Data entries
┏━━

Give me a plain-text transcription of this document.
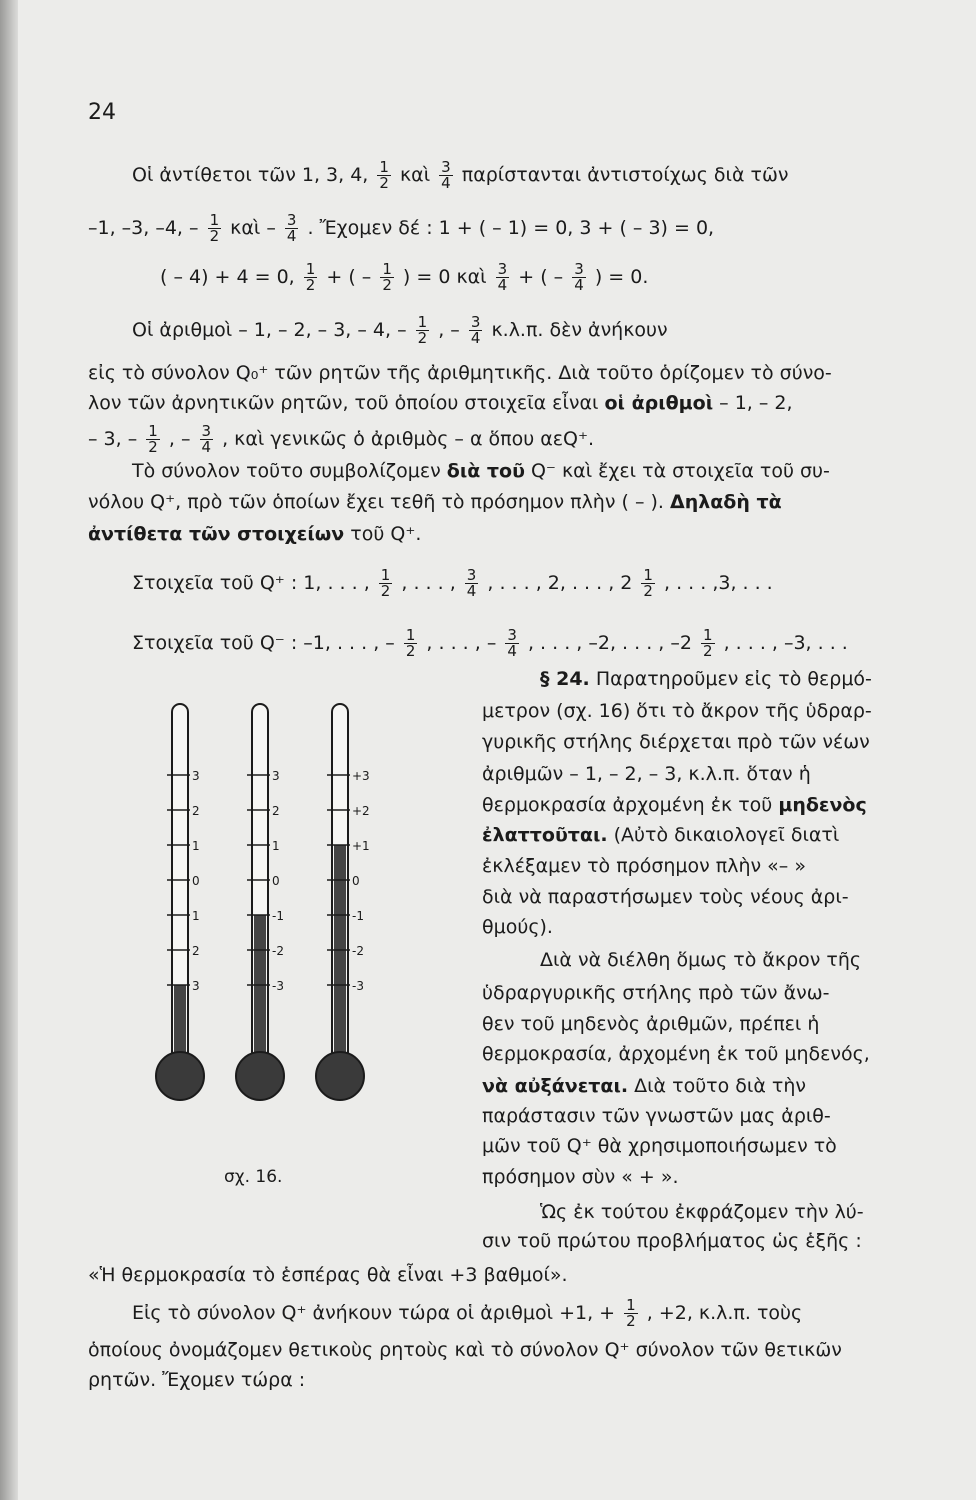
24
Οἱ ἀντίθετοι τῶν 1, 3, 4, $\frac{1}{2}$ καὶ $\frac{3}{4}$ παρίστανται ἀντιστοίχως διὰ τῶν
–1, –3, –4, – $\frac{1}{2}$ καὶ – $\frac{3}{4}$ . Ἔχομεν δέ : 1 + ( – 1) = 0, 3 + ( – 3) = 0,
( – 4) + 4 = 0, $\frac{1}{2}$ + ( – $\frac{1}{2}$ ) = 0 καὶ $\frac{3}{4}$ + ( – $\frac{3}{4}$ ) = 0.
Οἱ ἀριθμοὶ – 1, – 2, – 3, – 4, – $\frac{1}{2}$ , – $\frac{3}{4} \kappa.\lambda.\pi$. δὲν ἀνήκουν
εἰς τὸ σύνολον Q₀⁺ τῶν ρητῶν τῆς ἀριθμητικῆς. Διὰ τοῦτο ὁρίζομεν τὸ σύνο-
λον τῶν ἀρνητικῶν ρητῶν, τοῦ ὁποίου στοιχεῖα εἶναι οἱ ἀριθμοὶ – 1, – 2,
– 3, – $\frac{1}{2}$ , – $\frac{3}{4}$ , καὶ γενικῶς ὁ ἀριθμὸς – α ὅπου αεQ⁺.
Τὸ σύνολον τοῦτο συμβολίζομεν διὰ τοῦ Q⁻ καὶ ἔχει τὰ στοιχεῖα τοῦ συ-
νόλου Q⁺, πρὸ τῶν ὁποίων ἔχει τεθῆ τὸ πρόσημον πλὴν ( – ). Δηλαδὴ τὰ
ἀντίθετα τῶν στοιχείων τοῦ Q⁺.
Στοιχεῖα τοῦ Q⁺ : 1, . . . , $\frac{1}{2}$ , . . . , $\frac{3}{4}$ , . . . , 2, . . . , $2 \frac{1}{2}$ , . . . ,3, . . .
Στοιχεῖα τοῦ Q⁻ : –1, . . . , – $\frac{1}{2}$ , . . . , – $\frac{3}{4}$ , . . . , –2, . . . , $-2 \frac{1}{2}$ , . . . , –3, . . .
§ 24. Παρατηροῦμεν εἰς τὸ θερμό-
μετρον (σχ. 16) ὅτι τὸ ἄκρον τῆς ὑδραρ-
γυρικῆς στήλης διέρχεται πρὸ τῶν νέων
ἀριθμῶν – 1, – 2, – 3, κ.λ.π. ὅταν ἡ
θερμοκρασία ἀρχομένη ἐκ τοῦ μηδενὸς
ἐλαττοῦται. (Αὐτὸ δικαιολογεῖ διατὶ
ἐκλέξαμεν τὸ πρόσημον πλὴν «– »
διὰ νὰ παραστήσωμεν τοὺς νέους ἀρι-
θμούς).
Διὰ νὰ διέλθη ὅμως τὸ ἄκρον τῆς
ὑδραργυρικῆς στήλης πρὸ τῶν ἄνω-
θεν τοῦ μηδενὸς ἀριθμῶν, πρέπει ἡ
θερμοκρασία, ἀρχομένη ἐκ τοῦ μηδενός,
νὰ αὐξάνεται. Διὰ τοῦτο διὰ τὴν
παράστασιν τῶν γνωστῶν μας ἀριθ-
μῶν τοῦ Q⁺ θὰ χρησιμοποιήσωμεν τὸ
πρόσημον σὺν « + ».
Ὡς ἐκ τούτου ἐκφράζομεν τὴν λύ-
σιν τοῦ πρώτου προβλήματος ὡς ἑξῆς :
3
2
1
0
1
2
3
3
2
1
0
-1
-2
-3
+3
+2
+1
0
-1
-2
-3
σχ. 16.
«Ἡ θερμοκρασία τὸ ἑσπέρας θὰ εἶναι +3 βαθμοί».
Εἰς τὸ σύνολον Q⁺ ἀνήκουν τώρα οἱ ἀριθμοὶ +1, + $\frac{1}{2}$ , +2, κ.λ.π. τοὺς
ὁποίους ὀνομάζομεν θετικοὺς ρητοὺς καὶ τὸ σύνολον Q⁺ σύνολον τῶν θετικῶν
ρητῶν. Ἔχομεν τώρα :
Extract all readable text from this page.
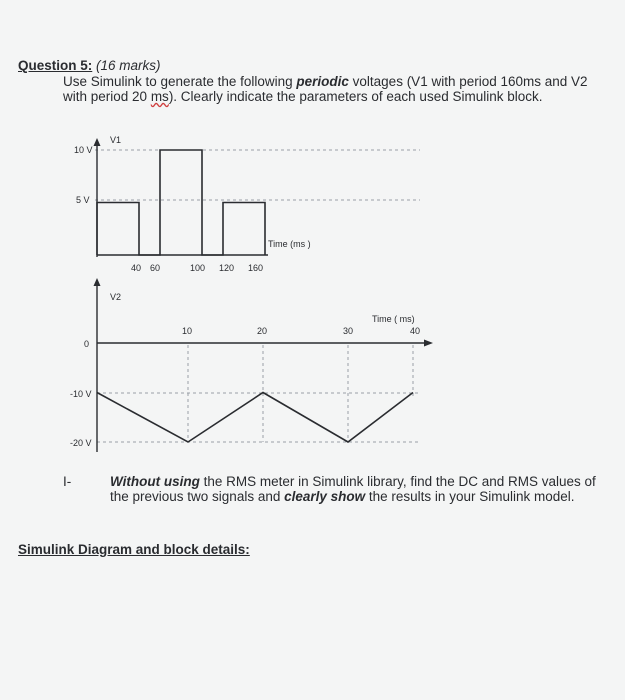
Question 5: (16 marks)
Use Simulink to generate the following periodic voltages (V1 with period 160ms and V2 with period 20 ms). Clearly indicate the parameters of each used Simulink block.
V1
10 V
5 V
Time (ms )
40 60	100 120 160
V2
0
-10 V
-20 V
Time ( ms)
10	20	30	40
I-	Without using the RMS meter in Simulink library, find the DC and RMS values of the previous two signals and clearly show the results in your Simulink model.
Simulink Diagram and block details:
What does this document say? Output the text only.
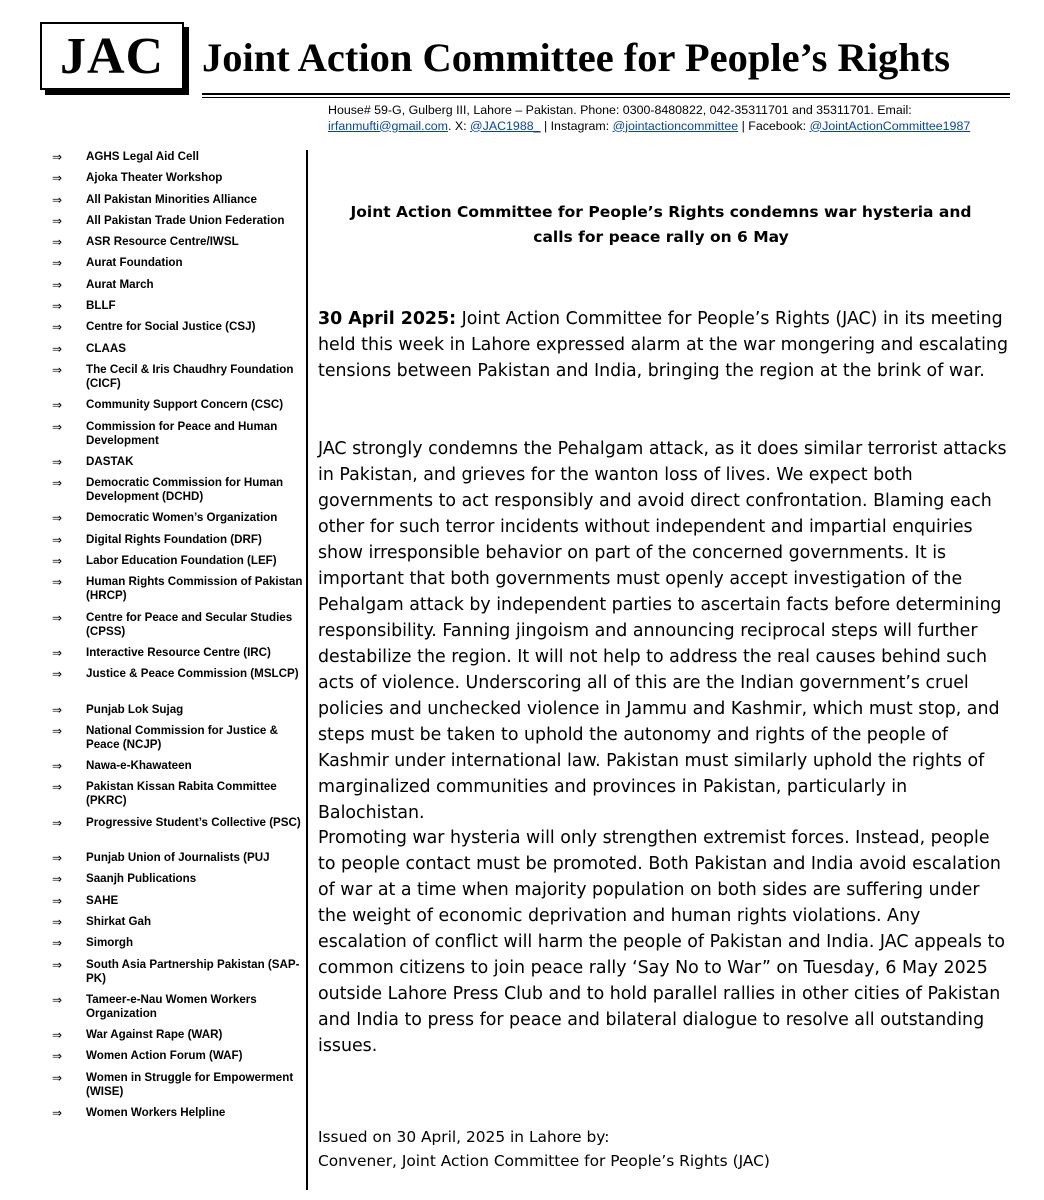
JAC Joint Action Committee for People’s Rights
House# 59-G, Gulberg III, Lahore – Pakistan. Phone: 0300-8480822, 042-35311701 and 35311701. Email: irfanmufti@gmail.com. X: @JAC1988_ | Instagram: @jointactioncommittee | Facebook: @JointActionCommittee1987
⇒	AGHS Legal Aid Cell
⇒	Ajoka Theater Workshop
⇒	All Pakistan Minorities Alliance
⇒	All Pakistan Trade Union Federation
⇒	ASR Resource Centre/IWSL
⇒	Aurat Foundation
⇒	Aurat March
⇒	BLLF
⇒	Centre for Social Justice (CSJ)
⇒	CLAAS
⇒	The Cecil & Iris Chaudhry Foundation (CICF)
⇒	Community Support Concern (CSC)
⇒	Commission for Peace and Human Development
⇒	DASTAK
⇒	Democratic Commission for Human Development (DCHD)
⇒	Democratic Women’s Organization
⇒	Digital Rights Foundation (DRF)
⇒	Labor Education Foundation (LEF)
⇒	Human Rights Commission of Pakistan (HRCP)
⇒	Centre for Peace and Secular Studies (CPSS)
⇒	Interactive Resource Centre (IRC)
⇒	Justice & Peace Commission (MSLCP)
⇒	Punjab Lok Sujag
⇒	National Commission for Justice & Peace (NCJP)
⇒	Nawa-e-Khawateen
⇒	Pakistan Kissan Rabita Committee (PKRC)
⇒	Progressive Student’s Collective (PSC)
⇒	Punjab Union of Journalists (PUJ
⇒	Saanjh Publications
⇒	SAHE
⇒	Shirkat Gah
⇒	Simorgh
⇒	South Asia Partnership Pakistan (SAP-PK)
⇒	Tameer-e-Nau Women Workers Organization
⇒	War Against Rape (WAR)
⇒	Women Action Forum (WAF)
⇒	Women in Struggle for Empowerment (WISE)
⇒	Women Workers Helpline
Joint Action Committee for People’s Rights condemns war hysteria and calls for peace rally on 6 May

30 April 2025: Joint Action Committee for People’s Rights (JAC) in its meeting held this week in Lahore expressed alarm at the war mongering and escalating tensions between Pakistan and India, bringing the region at the brink of war.

JAC strongly condemns the Pehalgam attack, as it does similar terrorist attacks in Pakistan, and grieves for the wanton loss of lives. We expect both governments to act responsibly and avoid direct confrontation. Blaming each other for such terror incidents without independent and impartial enquiries show irresponsible behavior on part of the concerned governments. It is important that both governments must openly accept investigation of the Pehalgam attack by independent parties to ascertain facts before determining responsibility. Fanning jingoism and announcing reciprocal steps will further destabilize the region. It will not help to address the real causes behind such acts of violence. Underscoring all of this are the Indian government’s cruel policies and unchecked violence in Jammu and Kashmir, which must stop, and steps must be taken to uphold the autonomy and rights of the people of Kashmir under international law. Pakistan must similarly uphold the rights of marginalized communities and provinces in Pakistan, particularly in Balochistan.

Promoting war hysteria will only strengthen extremist forces. Instead, people to people contact must be promoted. Both Pakistan and India avoid escalation of war at a time when majority population on both sides are suffering under the weight of economic deprivation and human rights violations. Any escalation of conflict will harm the people of Pakistan and India. JAC appeals to common citizens to join peace rally ‘Say No to War” on Tuesday, 6 May 2025 outside Lahore Press Club and to hold parallel rallies in other cities of Pakistan and India to press for peace and bilateral dialogue to resolve all outstanding issues.

Issued on 30 April, 2025 in Lahore by:
Convener, Joint Action Committee for People’s Rights (JAC)
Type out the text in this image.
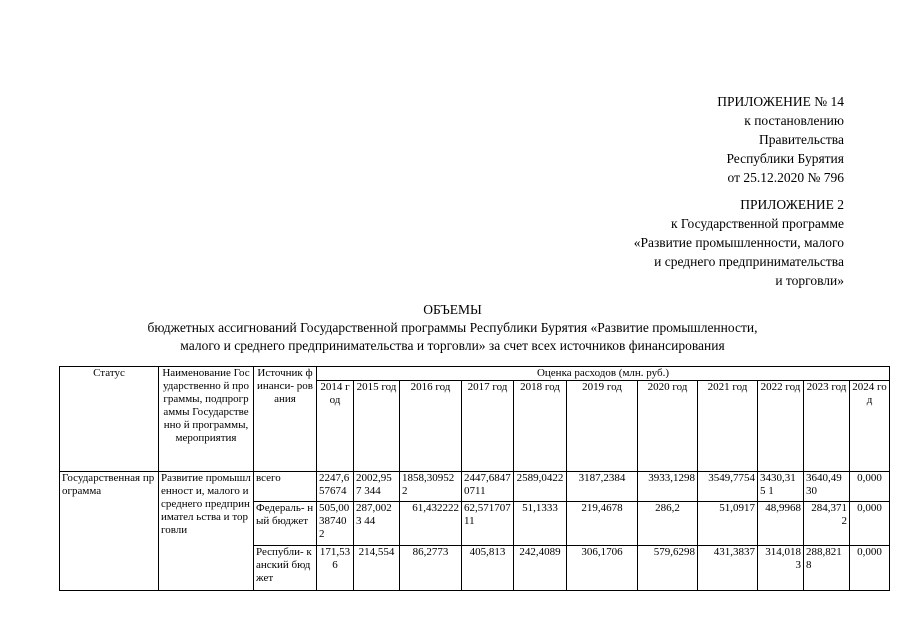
ПРИЛОЖЕНИЕ № 14
к постановлению
Правительства
Республики Бурятия
от 25.12.2020 № 796
ПРИЛОЖЕНИЕ 2
к Государственной программе
«Развитие промышленности, малого
и среднего предпринимательства
и торговли»
ОБЪЕМЫ
бюджетных ассигнований Государственной программы Республики Бурятия «Развитие промышленности,
малого и среднего предпринимательства и торговли» за счет всех источников финансирования
Статус	Наименование Государственно й программы, подпрограммы Государственно й программы, мероприятия	Источник финанси- рования	Оценка расходов (млн. руб.)										
			2014 год	2015 год	2016 год	2017 год	2018 год	2019 год	2020 год	2021 год	2022 год	2023 год	2024 год
Государственная программа	Развитие промышленност и, малого и среднего предпринимател ьства и торговли	всего	2247,6 57674	2002,957 344	1858,30952 2	2447,6847 0711	2589,0422	3187,2384	3933,1298	3549,7754	3430,315 1	3640,49 30	0,000
		Федераль- ный бюджет	505,00 387402	287,0023 44	61,432222	62,571707 11	51,1333	219,4678	286,2	51,0917	48,9968	284,3712	0,000
		Республи- канский бюджет	171,53 6	214,554	86,2773	405,813	242,4089	306,1706	579,6298	431,3837	314,0183	288,821 8	0,000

┗━━

Task prompt:
Tally up how many lines in the preceding listing contain the word "Foundation". Give nothing but the number.

Exercise output:
4